● Records for this exercise:
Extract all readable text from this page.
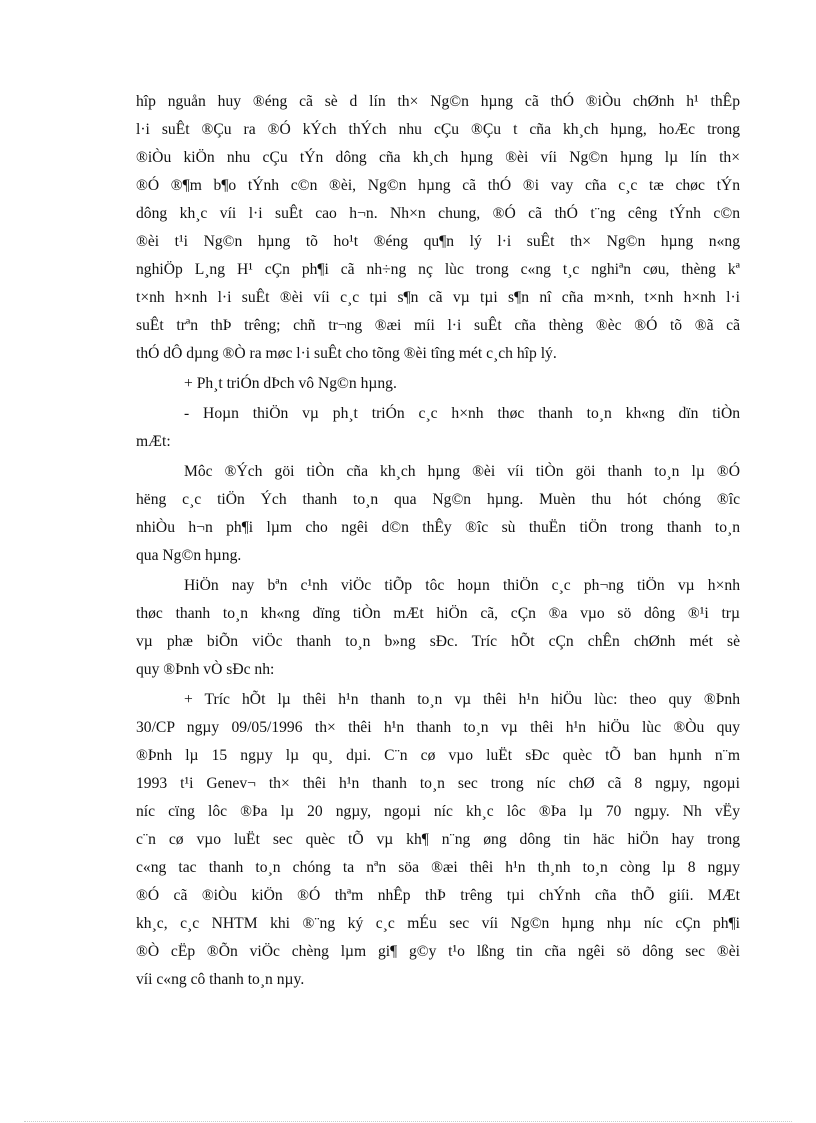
hîp nguån huy ®éng cã sè d lín th× Ng©n hµng cã thÓ ®iÒu chØnh h¹ thÊp
l·i suÊt ®Çu ra ®Ó kÝch thÝch nhu cÇu ®Çu t cña kh¸ch hµng, hoÆc trong
®iÒu kiÖn nhu cÇu tÝn dông cña kh¸ch hµng ®èi víi Ng©n hµng lµ lín th×
®Ó ®¶m b¶o tÝnh c©n ®èi, Ng©n hµng cã thÓ ®i vay cña c¸c tæ chøc tÝn
dông kh¸c víi l·i suÊt cao h¬n. Nh×n chung, ®Ó cã thÓ t¨ng cêng tÝnh c©n
®èi t¹i Ng©n hµng tõ ho¹t ®éng qu¶n lý l·i suÊt th× Ng©n hµng n«ng
nghiÖp L¸ng H¹ cÇn ph¶i cã nh÷ng nç lùc trong c«ng t¸c nghiªn cøu, thèng kª
t×nh h×nh l·i suÊt ®èi víi c¸c tµi s¶n cã vµ tµi s¶n nî cña m×nh, t×nh h×nh l·i
suÊt trªn thÞ trêng; chñ tr¬ng ®æi míi l·i suÊt cña thèng ®èc ®Ó tõ ®ã cã
thÓ dÔ dµng ®Ò ra møc l·i suÊt cho tõng ®èi tîng mét c¸ch hîp lý.

+ Ph¸t triÓn dÞch vô Ng©n hµng.

- Hoµn thiÖn vµ ph¸t triÓn c¸c h×nh thøc thanh to¸n kh«ng dïn tiÒn
mÆt:

Môc ®Ých göi tiÒn cña kh¸ch hµng ®èi víi tiÒn göi thanh to¸n lµ ®Ó
hëng c¸c tiÖn Ých thanh to¸n qua Ng©n hµng. Muèn thu hót chóng ®îc
nhiÒu h¬n ph¶i lµm cho ngêi d©n thÊy ®îc sù thuËn tiÖn trong thanh to¸n
qua Ng©n hµng.

HiÖn nay bªn c¹nh viÖc tiÕp tôc hoµn thiÖn c¸c ph¬ng tiÖn vµ h×nh
thøc thanh to¸n kh«ng dïng tiÒn mÆt hiÖn cã, cÇn ®a vµo sö dông ®¹i trµ
vµ phæ biÕn viÖc thanh to¸n b»ng sÐc. Tríc hÕt cÇn chÊn chØnh mét sè
quy ®Þnh vÒ sÐc nh:

+ Tríc hÕt lµ thêi h¹n thanh to¸n vµ thêi h¹n hiÖu lùc: theo quy ®Þnh
30/CP ngµy 09/05/1996 th× thêi h¹n thanh to¸n vµ thêi h¹n hiÖu lùc ®Òu quy
®Þnh lµ 15 ngµy lµ qu¸ dµi. C¨n cø vµo luËt sÐc quèc tÕ ban hµnh n¨m
1993 t¹i Genev¬ th× thêi h¹n thanh to¸n sec trong níc chØ cã 8 ngµy, ngoµi
níc cïng lôc ®Þa lµ 20 ngµy, ngoµi níc kh¸c lôc ®Þa lµ 70 ngµy. Nh vËy
c¨n cø vµo luËt sec quèc tÕ vµ kh¶ n¨ng øng dông tin häc hiÖn hay trong
c«ng tac thanh to¸n chóng ta nªn söa ®æi thêi h¹n th¸nh to¸n còng lµ 8 ngµy
®Ó cã ®iÒu kiÖn ®Ó thªm nhÊp thÞ trêng tµi chÝnh cña thÕ giíi. MÆt
kh¸c, c¸c NHTM khi ®¨ng ký c¸c mÉu sec víi Ng©n hµng nhµ níc cÇn ph¶i
®Ò cËp ®Õn viÖc chèng lµm gi¶ g©y t¹o lßng tin cña ngêi sö dông sec ®èi
víi c«ng cô thanh to¸n nµy.
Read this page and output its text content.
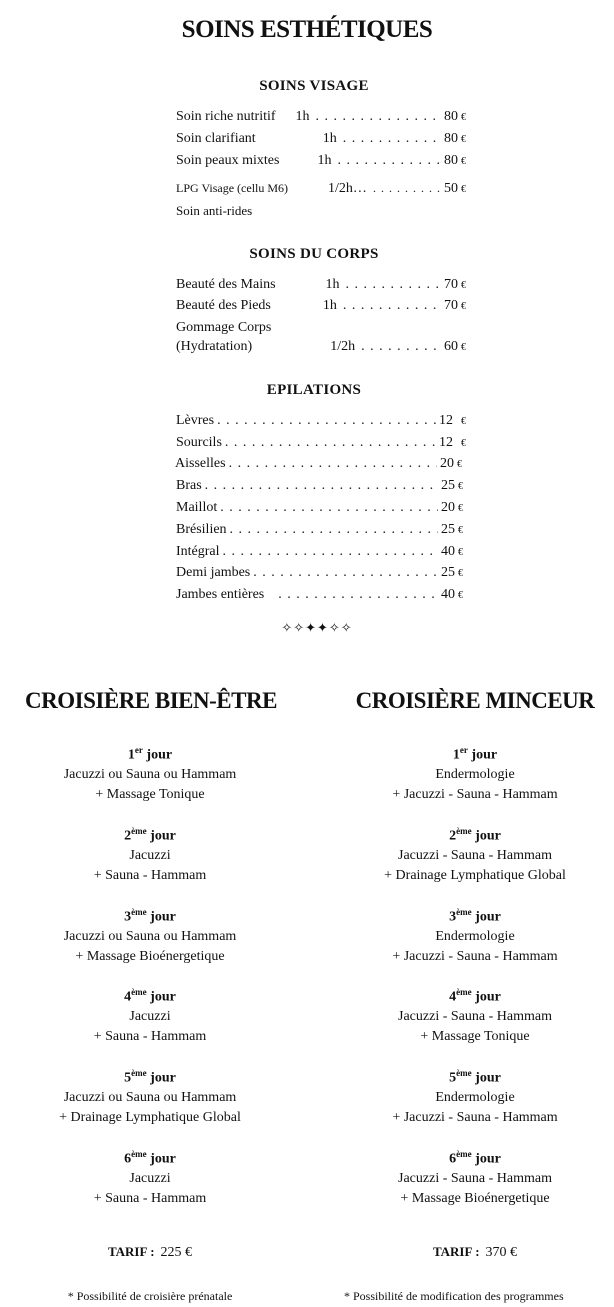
SOINS ESTHÉTIQUES
SOINS VISAGE
Soin riche nutritif 1h . . .	80 €
Soin clarifiant	1h . . .	80 €
Soin peaux mixtes	1h . . .	80 €
LPG Visage (cellu M6)	1/2h… . . .	50 €
Soin anti-rides
SOINS DU CORPS
Beauté des Mains	1h . . .	70 €
Beauté des Pieds	1h . . .	70 €
Gommage Corps
(Hydratation)	1/2h . . .	60 €
EPILATIONS
Lèvres . . .	12 €
Sourcils . . .	12 €
Aisselles . . .	20 €
Bras . . .	25 €
Maillot . . .	20 €
Brésilien . . .	25 €
Intégral . . .	40 €
Demi jambes . . .	25 €
Jambes entières . . .	40 €
✧✧✦✦✧✧
CROISIÈRE BIEN-ÊTRE	CROISIÈRE MINCEUR
1er jour
Jacuzzi ou Sauna ou Hammam
+ Massage Tonique
2ème jour
Jacuzzi
+ Sauna - Hammam
3ème jour
Jacuzzi ou Sauna ou Hammam
+ Massage Bioénergetique
4ème jour
Jacuzzi
+ Sauna - Hammam
5ème jour
Jacuzzi ou Sauna ou Hammam
+ Drainage Lymphatique Global
6ème jour
Jacuzzi
+ Sauna - Hammam
1er jour
Endermologie
+ Jacuzzi - Sauna - Hammam
2ème jour
Jacuzzi - Sauna - Hammam
+ Drainage Lymphatique Global
3ème jour
Endermologie
+ Jacuzzi - Sauna - Hammam
4ème jour
Jacuzzi - Sauna - Hammam
+ Massage Tonique
5ème jour
Endermologie
+ Jacuzzi - Sauna - Hammam
6ème jour
Jacuzzi - Sauna - Hammam
+ Massage Bioénergetique
TARIF : 225 €	TARIF : 370 €
* Possibilité de croisière prénatale	* Possibilité de modification des programmes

● Problem requirements: List all lines above in which the string "chØnh" appears.

● The answer:
hîp nguån huy ®éng cã sè d lín th× Ng©n hµng cã thÓ ®iÒu chØnh h¹ thÊp
vµ phæ biÕn viÖc thanh to¸n b»ng sÐc. Tríc hÕt cÇn chÊn chØnh mét sè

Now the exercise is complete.